*WHAT TO PRODUCE*. Can you restate the records below word for word?
─── DATA SUPPLIED
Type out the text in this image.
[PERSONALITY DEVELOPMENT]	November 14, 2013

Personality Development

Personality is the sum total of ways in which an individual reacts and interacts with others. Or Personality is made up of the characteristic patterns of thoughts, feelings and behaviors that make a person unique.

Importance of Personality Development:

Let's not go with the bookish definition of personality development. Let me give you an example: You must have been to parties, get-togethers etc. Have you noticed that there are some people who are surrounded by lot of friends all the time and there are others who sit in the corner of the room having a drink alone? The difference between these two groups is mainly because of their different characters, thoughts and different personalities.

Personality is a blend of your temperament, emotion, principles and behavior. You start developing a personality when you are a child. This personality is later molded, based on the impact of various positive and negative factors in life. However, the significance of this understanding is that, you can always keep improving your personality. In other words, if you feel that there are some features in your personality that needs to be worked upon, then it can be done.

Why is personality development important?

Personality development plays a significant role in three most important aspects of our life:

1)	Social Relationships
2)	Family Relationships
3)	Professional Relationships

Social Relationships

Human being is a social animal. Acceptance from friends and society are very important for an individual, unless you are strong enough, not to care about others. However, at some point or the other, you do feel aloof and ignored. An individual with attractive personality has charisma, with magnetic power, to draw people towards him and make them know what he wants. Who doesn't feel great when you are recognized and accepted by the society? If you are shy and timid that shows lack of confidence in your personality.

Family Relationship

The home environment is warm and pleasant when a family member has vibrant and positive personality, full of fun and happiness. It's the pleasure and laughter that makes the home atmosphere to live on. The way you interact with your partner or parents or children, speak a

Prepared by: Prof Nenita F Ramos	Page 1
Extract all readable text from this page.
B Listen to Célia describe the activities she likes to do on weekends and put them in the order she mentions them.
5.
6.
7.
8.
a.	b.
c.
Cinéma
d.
──────
*PROBLEM SOLUTION*.
Type out the text in this image.
[PERSONALITY DEVELOPMENT]	November 14, 2013

Personality Development

Personality is the sum total of ways in which an individual reacts and interacts with others. Or Personality is made up of the characteristic patterns of thoughts, feelings and behaviors that make a person unique.

Importance of Personality Development:

Let's not go with the bookish definition of personality development. Let me give you an example: You must have been to parties, get-togethers etc. Have you noticed that there are some people who are surrounded by lot of friends all the time and there are others who sit in the corner of the room having a drink alone? The difference between these two groups is mainly because of their different characters, thoughts and different personalities.

Personality is a blend of your temperament, emotion, principles and behavior. You start developing a personality when you are a child. This personality is later molded, based on the impact of various positive and negative factors in life. However, the significance of this understanding is that, you can always keep improving your personality. In other words, if you feel that there are some features in your personality that needs to be worked upon, then it can be done.

Why is personality development important?

Personality development plays a significant role in three most important aspects of our life:

1)	Social Relationships
2)	Family Relationships
3)	Professional Relationships

Social Relationships

Human being is a social animal. Acceptance from friends and society are very important for an individual, unless you are strong enough, not to care about others. However, at some point or the other, you do feel aloof and ignored. An individual with attractive personality has charisma, with magnetic power, to draw people towards him and make them know what he wants. Who doesn't feel great when you are recognized and accepted by the society? If you are shy and timid that shows lack of confidence in your personality.

Family Relationship

The home environment is warm and pleasant when a family member has vibrant and positive personality, full of fun and happiness. It's the pleasure and laughter that makes the home atmosphere to live on. The way you interact with your partner or parents or children, speak a

Prepared by: Prof Nenita F Ramos	Page 1
Extract all readable text from this page.
B Listen to Célia describe the activities she likes to do on weekends and put them in the order she mentions them.
5.
6.
7.
8.
a.	b.
c.
Cinéma
d.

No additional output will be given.